» **YOUR GOAL**
Repeat each line of the material exactly.

[Figure data in JSON]

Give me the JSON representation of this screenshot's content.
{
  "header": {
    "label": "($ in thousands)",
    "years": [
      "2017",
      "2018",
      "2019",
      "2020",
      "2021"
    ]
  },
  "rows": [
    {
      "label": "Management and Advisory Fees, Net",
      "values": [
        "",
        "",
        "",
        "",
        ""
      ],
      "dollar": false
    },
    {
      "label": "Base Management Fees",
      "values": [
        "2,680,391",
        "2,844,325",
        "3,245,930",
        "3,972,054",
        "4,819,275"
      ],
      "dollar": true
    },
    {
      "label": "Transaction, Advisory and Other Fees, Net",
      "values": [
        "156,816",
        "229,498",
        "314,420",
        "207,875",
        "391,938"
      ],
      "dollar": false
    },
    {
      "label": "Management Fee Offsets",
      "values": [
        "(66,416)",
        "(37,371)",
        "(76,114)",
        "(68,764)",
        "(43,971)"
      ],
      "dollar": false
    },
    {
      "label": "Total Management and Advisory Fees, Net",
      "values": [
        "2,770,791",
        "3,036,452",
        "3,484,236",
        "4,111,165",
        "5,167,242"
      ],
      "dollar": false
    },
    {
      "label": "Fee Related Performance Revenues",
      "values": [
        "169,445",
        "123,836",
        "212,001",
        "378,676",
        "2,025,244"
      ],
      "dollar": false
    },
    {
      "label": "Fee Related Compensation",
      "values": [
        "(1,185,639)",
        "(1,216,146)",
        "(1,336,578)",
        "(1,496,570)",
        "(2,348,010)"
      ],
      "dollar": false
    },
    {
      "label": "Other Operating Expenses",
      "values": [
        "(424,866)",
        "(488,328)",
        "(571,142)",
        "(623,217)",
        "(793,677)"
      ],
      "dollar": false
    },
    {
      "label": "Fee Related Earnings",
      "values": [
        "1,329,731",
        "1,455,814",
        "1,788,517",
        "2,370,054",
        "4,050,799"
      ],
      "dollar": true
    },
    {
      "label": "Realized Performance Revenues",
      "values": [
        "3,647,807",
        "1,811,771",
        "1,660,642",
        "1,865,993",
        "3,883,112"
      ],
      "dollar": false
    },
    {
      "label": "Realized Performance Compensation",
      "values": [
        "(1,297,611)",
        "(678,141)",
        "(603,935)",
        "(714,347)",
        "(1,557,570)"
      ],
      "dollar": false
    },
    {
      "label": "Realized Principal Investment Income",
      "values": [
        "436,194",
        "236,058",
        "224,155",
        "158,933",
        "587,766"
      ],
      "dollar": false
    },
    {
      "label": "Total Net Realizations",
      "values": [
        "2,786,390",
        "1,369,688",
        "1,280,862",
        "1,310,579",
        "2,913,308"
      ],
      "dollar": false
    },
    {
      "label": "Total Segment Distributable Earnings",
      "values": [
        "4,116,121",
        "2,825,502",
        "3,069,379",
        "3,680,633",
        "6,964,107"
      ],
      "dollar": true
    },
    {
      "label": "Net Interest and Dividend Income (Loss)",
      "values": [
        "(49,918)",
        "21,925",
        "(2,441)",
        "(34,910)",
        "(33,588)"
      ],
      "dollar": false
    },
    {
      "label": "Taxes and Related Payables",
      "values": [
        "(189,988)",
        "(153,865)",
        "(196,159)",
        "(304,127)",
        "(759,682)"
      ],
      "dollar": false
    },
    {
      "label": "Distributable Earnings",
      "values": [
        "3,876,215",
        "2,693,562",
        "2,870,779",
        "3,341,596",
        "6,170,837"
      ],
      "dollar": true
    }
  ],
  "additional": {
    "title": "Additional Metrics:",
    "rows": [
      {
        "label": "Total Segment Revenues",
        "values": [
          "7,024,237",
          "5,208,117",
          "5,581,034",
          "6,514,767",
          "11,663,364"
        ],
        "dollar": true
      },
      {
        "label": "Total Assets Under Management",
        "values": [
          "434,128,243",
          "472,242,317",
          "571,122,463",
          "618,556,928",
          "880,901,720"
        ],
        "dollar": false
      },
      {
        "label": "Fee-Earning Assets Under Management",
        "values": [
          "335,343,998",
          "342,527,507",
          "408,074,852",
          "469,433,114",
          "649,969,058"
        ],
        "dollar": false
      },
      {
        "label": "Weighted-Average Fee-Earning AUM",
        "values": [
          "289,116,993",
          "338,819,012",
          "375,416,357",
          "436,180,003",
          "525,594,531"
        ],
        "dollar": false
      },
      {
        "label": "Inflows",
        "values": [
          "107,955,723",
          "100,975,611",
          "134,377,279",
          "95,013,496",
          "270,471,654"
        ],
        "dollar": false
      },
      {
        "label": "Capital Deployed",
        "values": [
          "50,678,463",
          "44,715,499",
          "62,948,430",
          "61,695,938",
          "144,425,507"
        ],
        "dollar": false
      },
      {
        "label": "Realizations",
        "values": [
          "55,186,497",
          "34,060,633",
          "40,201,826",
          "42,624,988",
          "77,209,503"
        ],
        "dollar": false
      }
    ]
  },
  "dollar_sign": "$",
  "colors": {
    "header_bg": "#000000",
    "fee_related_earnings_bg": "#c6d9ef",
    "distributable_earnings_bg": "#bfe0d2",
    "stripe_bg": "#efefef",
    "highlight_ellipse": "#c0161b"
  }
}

» **FULL ANSWER**
Give me the JSON representation of this screenshot's content.
{
  "header": {
    "label": "($ in thousands)",
    "years": [
      "2017",
      "2018",
      "2019",
      "2020",
      "2021"
    ]
  },
  "rows": [
    {
      "label": "Management and Advisory Fees, Net",
      "values": [
        "",
        "",
        "",
        "",
        ""
      ],
      "dollar": false
    },
    {
      "label": "Base Management Fees",
      "values": [
        "2,680,391",
        "2,844,325",
        "3,245,930",
        "3,972,054",
        "4,819,275"
      ],
      "dollar": true
    },
    {
      "label": "Transaction, Advisory and Other Fees, Net",
      "values": [
        "156,816",
        "229,498",
        "314,420",
        "207,875",
        "391,938"
      ],
      "dollar": false
    },
    {
      "label": "Management Fee Offsets",
      "values": [
        "(66,416)",
        "(37,371)",
        "(76,114)",
        "(68,764)",
        "(43,971)"
      ],
      "dollar": false
    },
    {
      "label": "Total Management and Advisory Fees, Net",
      "values": [
        "2,770,791",
        "3,036,452",
        "3,484,236",
        "4,111,165",
        "5,167,242"
      ],
      "dollar": false
    },
    {
      "label": "Fee Related Performance Revenues",
      "values": [
        "169,445",
        "123,836",
        "212,001",
        "378,676",
        "2,025,244"
      ],
      "dollar": false
    },
    {
      "label": "Fee Related Compensation",
      "values": [
        "(1,185,639)",
        "(1,216,146)",
        "(1,336,578)",
        "(1,496,570)",
        "(2,348,010)"
      ],
      "dollar": false
    },
    {
      "label": "Other Operating Expenses",
      "values": [
        "(424,866)",
        "(488,328)",
        "(571,142)",
        "(623,217)",
        "(793,677)"
      ],
      "dollar": false
    },
    {
      "label": "Fee Related Earnings",
      "values": [
        "1,329,731",
        "1,455,814",
        "1,788,517",
        "2,370,054",
        "4,050,799"
      ],
      "dollar": true
    },
    {
      "label": "Realized Performance Revenues",
      "values": [
        "3,647,807",
        "1,811,771",
        "1,660,642",
        "1,865,993",
        "3,883,112"
      ],
      "dollar": false
    },
    {
      "label": "Realized Performance Compensation",
      "values": [
        "(1,297,611)",
        "(678,141)",
        "(603,935)",
        "(714,347)",
        "(1,557,570)"
      ],
      "dollar": false
    },
    {
      "label": "Realized Principal Investment Income",
      "values": [
        "436,194",
        "236,058",
        "224,155",
        "158,933",
        "587,766"
      ],
      "dollar": false
    },
    {
      "label": "Total Net Realizations",
      "values": [
        "2,786,390",
        "1,369,688",
        "1,280,862",
        "1,310,579",
        "2,913,308"
      ],
      "dollar": false
    },
    {
      "label": "Total Segment Distributable Earnings",
      "values": [
        "4,116,121",
        "2,825,502",
        "3,069,379",
        "3,680,633",
        "6,964,107"
      ],
      "dollar": true
    },
    {
      "label": "Net Interest and Dividend Income (Loss)",
      "values": [
        "(49,918)",
        "21,925",
        "(2,441)",
        "(34,910)",
        "(33,588)"
      ],
      "dollar": false
    },
    {
      "label": "Taxes and Related Payables",
      "values": [
        "(189,988)",
        "(153,865)",
        "(196,159)",
        "(304,127)",
        "(759,682)"
      ],
      "dollar": false
    },
    {
      "label": "Distributable Earnings",
      "values": [
        "3,876,215",
        "2,693,562",
        "2,870,779",
        "3,341,596",
        "6,170,837"
      ],
      "dollar": true
    }
  ],
  "additional": {
    "title": "Additional Metrics:",
    "rows": [
      {
        "label": "Total Segment Revenues",
        "values": [
          "7,024,237",
          "5,208,117",
          "5,581,034",
          "6,514,767",
          "11,663,364"
        ],
        "dollar": true
      },
      {
        "label": "Total Assets Under Management",
        "values": [
          "434,128,243",
          "472,242,317",
          "571,122,463",
          "618,556,928",
          "880,901,720"
        ],
        "dollar": false
      },
      {
        "label": "Fee-Earning Assets Under Management",
        "values": [
          "335,343,998",
          "342,527,507",
          "408,074,852",
          "469,433,114",
          "649,969,058"
        ],
        "dollar": false
      },
      {
        "label": "Weighted-Average Fee-Earning AUM",
        "values": [
          "289,116,993",
          "338,819,012",
          "375,416,357",
          "436,180,003",
          "525,594,531"
        ],
        "dollar": false
      },
      {
        "label": "Inflows",
        "values": [
          "107,955,723",
          "100,975,611",
          "134,377,279",
          "95,013,496",
          "270,471,654"
        ],
        "dollar": false
      },
      {
        "label": "Capital Deployed",
        "values": [
          "50,678,463",
          "44,715,499",
          "62,948,430",
          "61,695,938",
          "144,425,507"
        ],
        "dollar": false
      },
      {
        "label": "Realizations",
        "values": [
          "55,186,497",
          "34,060,633",
          "40,201,826",
          "42,624,988",
          "77,209,503"
        ],
        "dollar": false
      }
    ]
  },
  "dollar_sign": "$",
  "colors": {
    "header_bg": "#000000",
    "fee_related_earnings_bg": "#c6d9ef",
    "distributable_earnings_bg": "#bfe0d2",
    "stripe_bg": "#efefef",
    "highlight_ellipse": "#c0161b"
  }
}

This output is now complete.